## Aim of the task
Copy out every line that contains the word "membrános".

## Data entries
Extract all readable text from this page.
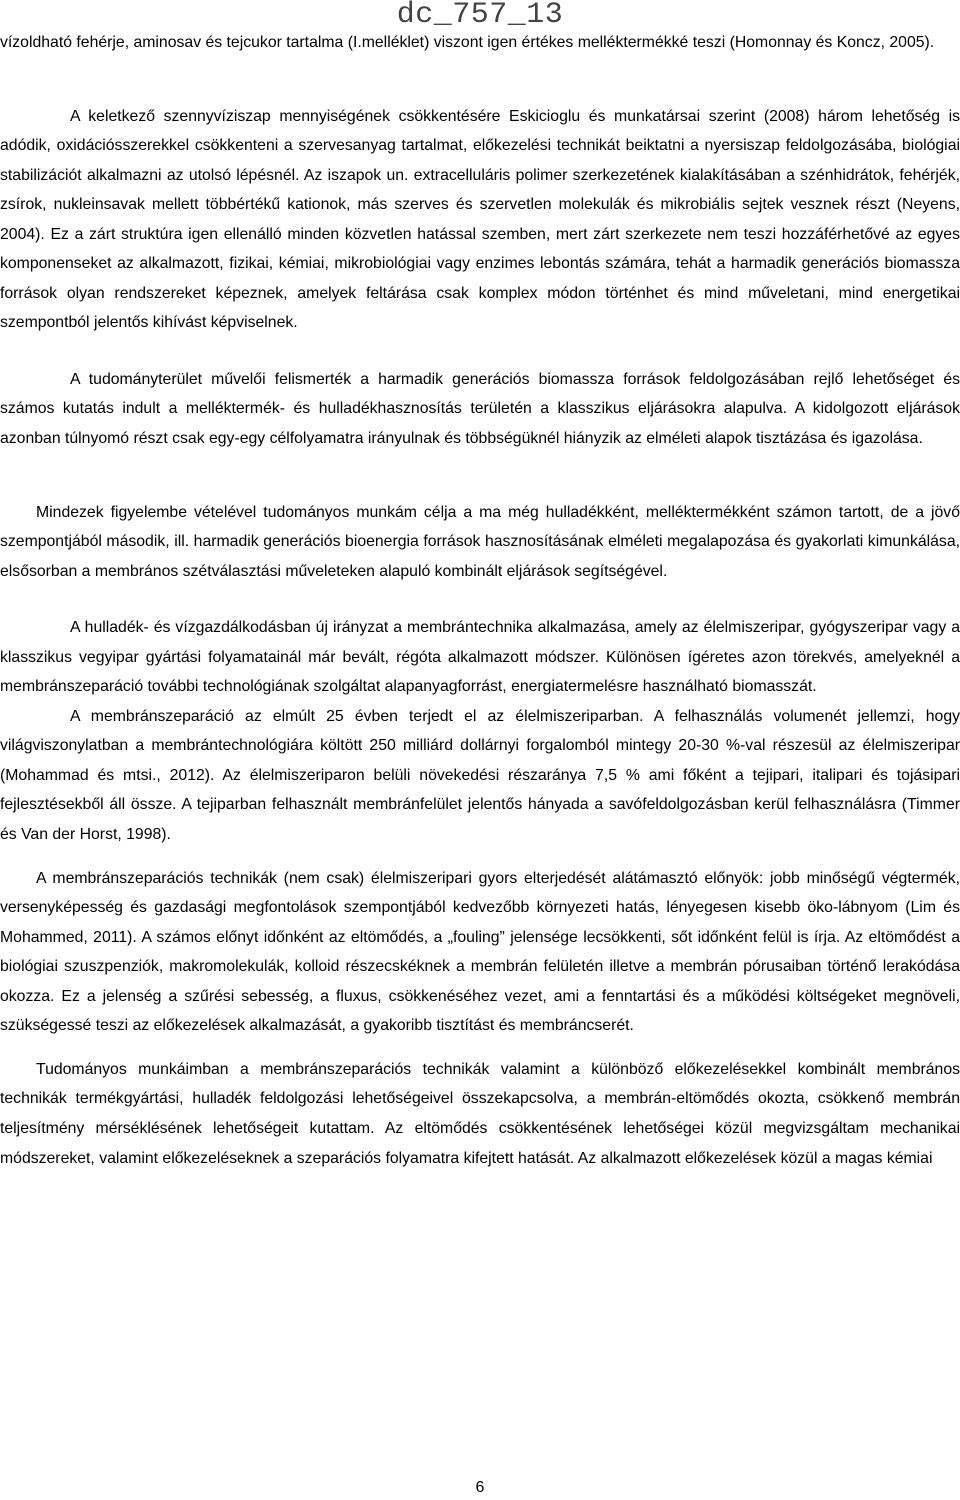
dc_757_13

vízoldható fehérje, aminosav és tejcukor tartalma (I.melléklet) viszont igen értékes melléktermékké teszi (Homonnay és Koncz, 2005).

A keletkező szennyvíziszap mennyiségének csökkentésére Eskicioglu és munkatársai szerint (2008) három lehetőség is adódik, oxidációsszerekkel csökkenteni a szervesanyag tartalmat, előkezelési technikát beiktatni a nyersiszap feldolgozásába, biológiai stabilizációt alkalmazni az utolsó lépésnél. Az iszapok un. extracelluláris polimer szerkezetének kialakításában a szénhidrátok, fehérjék, zsírok, nukleinsavak mellett többértékű kationok, más szerves és szervetlen molekulák és mikrobiális sejtek vesznek részt (Neyens, 2004). Ez a zárt struktúra igen ellenálló minden közvetlen hatással szemben, mert zárt szerkezete nem teszi hozzáférhetővé az egyes komponenseket az alkalmazott, fizikai, kémiai, mikrobiológiai vagy enzimes lebontás számára, tehát a harmadik generációs biomassza források olyan rendszereket képeznek, amelyek feltárása csak komplex módon történhet és mind műveletani, mind energetikai szempontból jelentős kihívást képviselnek.

A tudományterület művelői felismerték a harmadik generációs biomassza források feldolgozásában rejlő lehetőséget és számos kutatás indult a melléktermék- és hulladékhasznosítás területén a klasszikus eljárásokra alapulva. A kidolgozott eljárások azonban túlnyomó részt csak egy-egy célfolyamatra irányulnak és többségüknél hiányzik az elméleti alapok tisztázása és igazolása.

Mindezek figyelembe vételével tudományos munkám célja a ma még hulladékként, melléktermékként számon tartott, de a jövő szempontjából második, ill. harmadik generációs bioenergia források hasznosításának elméleti megalapozása és gyakorlati kimunkálása, elsősorban a membrános szétválasztási műveleteken alapuló kombinált eljárások segítségével.

A hulladék- és vízgazdálkodásban új irányzat a membrántechnika alkalmazása, amely az élelmiszeripar, gyógyszeripar vagy a klasszikus vegyipar gyártási folyamatainál már bevált, régóta alkalmazott módszer. Különösen ígéretes azon törekvés, amelyeknél a membránszeparáció további technológiának szolgáltat alapanyagforrást, energiatermelésre használható biomasszát.

A membránszeparáció az elmúlt 25 évben terjedt el az élelmiszeriparban. A felhasználás volumenét jellemzi, hogy világviszonylatban a membrántechnológiára költött 250 milliárd dollárnyi forgalomból mintegy 20-30 %-val részesül az élelmiszeripar (Mohammad és mtsi., 2012). Az élelmiszeriparon belüli növekedési részaránya 7,5 % ami főként a tejipari, italipari és tojásipari fejlesztésekből áll össze. A tejiparban felhasznált membránfelület jelentős hányada a savófeldolgozásban kerül felhasználásra (Timmer és Van der Horst, 1998).

A membránszeparációs technikák (nem csak) élelmiszeripari gyors elterjedését alátámasztó előnyök: jobb minőségű végtermék, versenyképesség és gazdasági megfontolások szempontjából kedvezőbb környezeti hatás, lényegesen kisebb öko-lábnyom (Lim és Mohammed, 2011). A számos előnyt időnként az eltömődés, a „fouling” jelensége lecsökkenti, sőt időnként felül is írja. Az eltömődést a biológiai szuszpenziók, makromolekulák, kolloid részecskéknek a membrán felületén illetve a membrán pórusaiban történő lerakódása okozza. Ez a jelenség a szűrési sebesség, a fluxus, csökkenéséhez vezet, ami a fenntartási és a működési költségeket megnöveli, szükségessé teszi az előkezelések alkalmazását, a gyakoribb tisztítást és membráncserét.

Tudományos munkáimban a membránszeparációs technikák valamint a különböző előkezelésekkel kombinált membrános technikák termékgyártási, hulladék feldolgozási lehetőségeivel összekapcsolva, a membrán-eltömődés okozta, csökkenő membrán teljesítmény mérséklésének lehetőségeit kutattam. Az eltömődés csökkentésének lehetőségei közül megvizsgáltam mechanikai módszereket, valamint előkezeléseknek a szeparációs folyamatra kifejtett hatását. Az alkalmazott előkezelések közül a magas kémiai

6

## Task output
Mindezek figyelembe vételével tudományos munkám célja a ma még hulladékként, melléktermékként számon tartott, de a jövő szempontjából második, ill. harmadik generációs bioenergia források hasznosításának elméleti megalapozása és gyakorlati kimunkálása, elsősorban a membrános szétválasztási műveleteken alapuló kombinált eljárások segítségével.
Tudományos munkáimban a membránszeparációs technikák valamint a különböző előkezelésekkel kombinált membrános technikák termékgyártási, hulladék feldolgozási lehetőségeivel összekapcsolva, a membrán-eltömődés okozta, csökkenő membrán teljesítmény mérséklésének lehetőségeit kutattam. Az eltömődés csökkentésének lehetőségei közül megvizsgáltam mechanikai módszereket, valamint előkezeléseknek a szeparációs folyamatra kifejtett hatását. Az alkalmazott előkezelések közül a magas kémiai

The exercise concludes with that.